(Collected data)
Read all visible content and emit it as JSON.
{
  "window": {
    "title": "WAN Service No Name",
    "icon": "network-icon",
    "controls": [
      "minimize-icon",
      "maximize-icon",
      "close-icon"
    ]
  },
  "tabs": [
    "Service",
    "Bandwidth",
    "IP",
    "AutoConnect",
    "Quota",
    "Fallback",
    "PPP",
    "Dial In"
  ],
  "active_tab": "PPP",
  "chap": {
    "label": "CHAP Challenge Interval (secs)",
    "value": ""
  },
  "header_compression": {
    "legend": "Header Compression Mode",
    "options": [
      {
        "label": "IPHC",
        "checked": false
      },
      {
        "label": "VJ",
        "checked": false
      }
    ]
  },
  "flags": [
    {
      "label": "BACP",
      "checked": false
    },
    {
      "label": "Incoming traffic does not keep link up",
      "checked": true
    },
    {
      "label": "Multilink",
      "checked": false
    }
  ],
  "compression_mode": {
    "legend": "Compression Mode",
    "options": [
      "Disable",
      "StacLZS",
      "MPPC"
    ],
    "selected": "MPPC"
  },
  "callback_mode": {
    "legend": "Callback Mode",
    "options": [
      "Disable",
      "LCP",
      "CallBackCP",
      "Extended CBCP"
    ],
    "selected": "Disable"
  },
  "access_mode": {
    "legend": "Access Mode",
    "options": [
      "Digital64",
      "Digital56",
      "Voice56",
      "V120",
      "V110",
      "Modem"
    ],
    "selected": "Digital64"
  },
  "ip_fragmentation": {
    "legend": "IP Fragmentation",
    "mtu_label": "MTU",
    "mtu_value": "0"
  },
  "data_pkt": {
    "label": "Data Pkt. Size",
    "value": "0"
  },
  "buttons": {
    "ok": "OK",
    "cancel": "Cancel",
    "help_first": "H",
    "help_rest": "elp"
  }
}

> DIRECTIONS FOR THIS TASK
Select, from the listing, all lines that include the word "legend".

> EXPECTED ANSWER
    "legend": "Header Compression Mode",
    "legend": "Compression Mode",
    "legend": "Callback Mode",
    "legend": "Access Mode",
    "legend": "IP Fragmentation",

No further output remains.